Each line of the data that includes the string "closed" is to be copied out.

***** Data supplied *****

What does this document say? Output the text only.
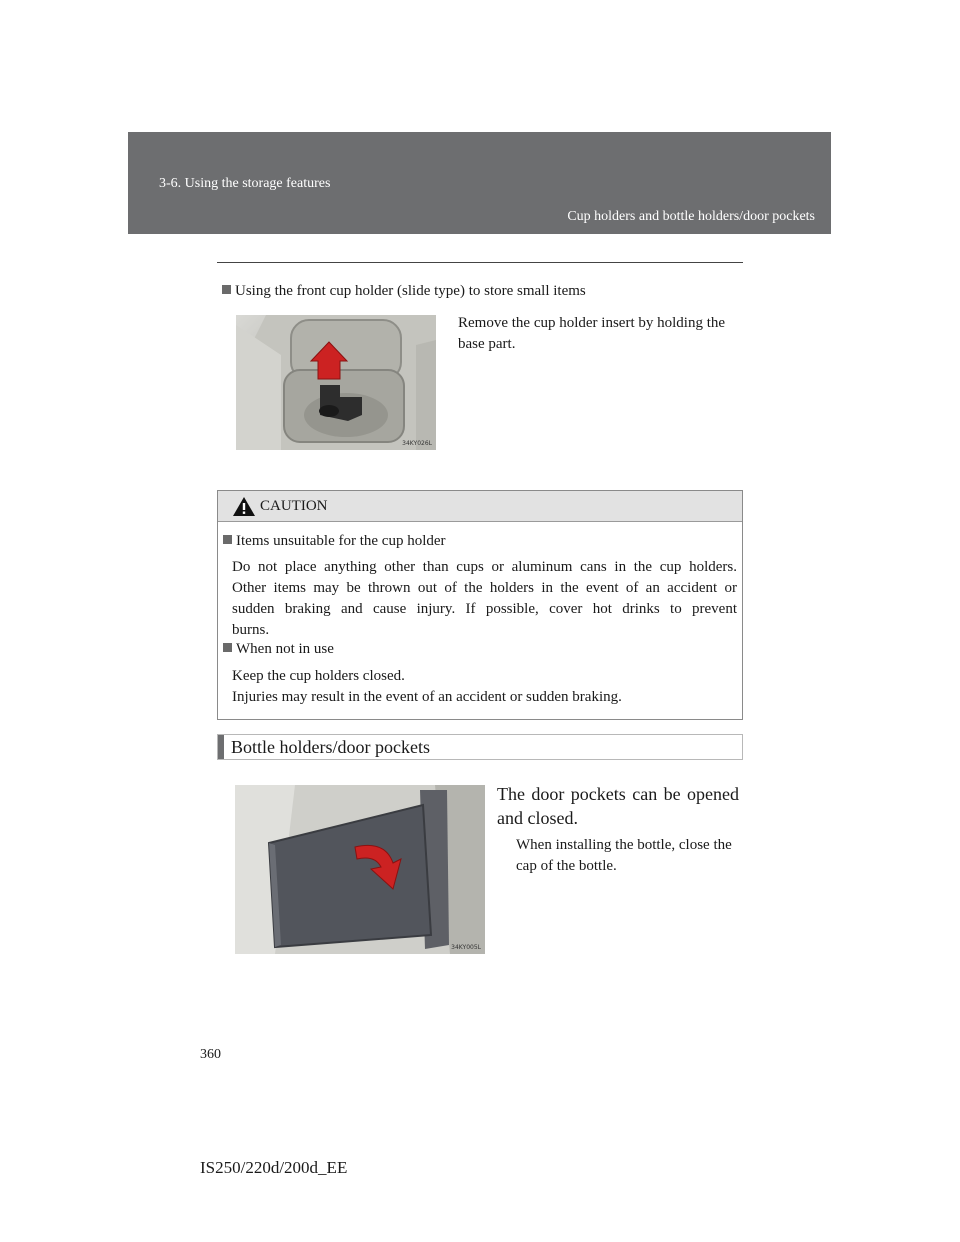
3-6. Using the storage features
Cup holders and bottle holders/door pockets
Using the front cup holder (slide type) to store small items
34KY026L

Remove the cup holder insert by holding the base part.

CAUTION
Items unsuitable for the cup holder

Do not place anything other than cups or aluminum cans in the cup holders.
Other items may be thrown out of the holders in the event of an accident or
sudden braking and cause injury. If possible, cover hot drinks to prevent
burns.

When not in use

Keep the cup holders closed.
Injuries may result in the event of an accident or sudden braking.

Bottle holders/door pockets
34KY005L

The door pockets can be opened and closed.

When installing the bottle, close the cap of the bottle.

360
IS250/220d/200d_EE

*****

Result for this task =>
Keep the cup holders closed.
The door pockets can be opened and closed.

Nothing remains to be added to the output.